GIVEN INSTRUCTION:
Search the records for the word "故答案为" and pick out every line that has it.

MATERIAL FOR THIS TASK:
····················

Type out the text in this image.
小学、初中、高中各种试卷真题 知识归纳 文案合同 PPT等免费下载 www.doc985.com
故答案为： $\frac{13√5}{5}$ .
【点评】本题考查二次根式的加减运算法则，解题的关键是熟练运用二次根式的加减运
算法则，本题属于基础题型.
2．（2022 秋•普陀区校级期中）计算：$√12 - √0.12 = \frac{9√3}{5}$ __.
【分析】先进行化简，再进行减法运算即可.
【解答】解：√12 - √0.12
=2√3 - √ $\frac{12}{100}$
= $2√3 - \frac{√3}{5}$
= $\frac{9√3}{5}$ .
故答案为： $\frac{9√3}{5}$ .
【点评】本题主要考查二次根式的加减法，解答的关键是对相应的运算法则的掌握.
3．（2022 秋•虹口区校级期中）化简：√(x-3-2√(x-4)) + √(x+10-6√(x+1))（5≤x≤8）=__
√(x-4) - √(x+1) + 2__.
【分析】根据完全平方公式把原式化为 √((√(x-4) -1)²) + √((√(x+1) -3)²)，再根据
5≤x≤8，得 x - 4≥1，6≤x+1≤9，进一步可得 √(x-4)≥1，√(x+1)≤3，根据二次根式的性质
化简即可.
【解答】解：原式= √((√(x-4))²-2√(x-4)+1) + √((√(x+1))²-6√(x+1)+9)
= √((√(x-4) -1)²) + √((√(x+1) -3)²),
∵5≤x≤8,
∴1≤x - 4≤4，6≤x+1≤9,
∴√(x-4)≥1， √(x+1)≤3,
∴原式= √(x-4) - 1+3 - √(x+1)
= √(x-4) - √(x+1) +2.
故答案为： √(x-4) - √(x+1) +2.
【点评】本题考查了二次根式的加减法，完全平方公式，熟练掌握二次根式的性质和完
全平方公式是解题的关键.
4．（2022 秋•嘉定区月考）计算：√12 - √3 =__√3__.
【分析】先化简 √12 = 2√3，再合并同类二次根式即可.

····················

EXPECTED OUTPUT:
故答案为： $\frac{13√5}{5}$ .
故答案为： $\frac{9√3}{5}$ .
故答案为： √(x-4) - √(x+1) +2.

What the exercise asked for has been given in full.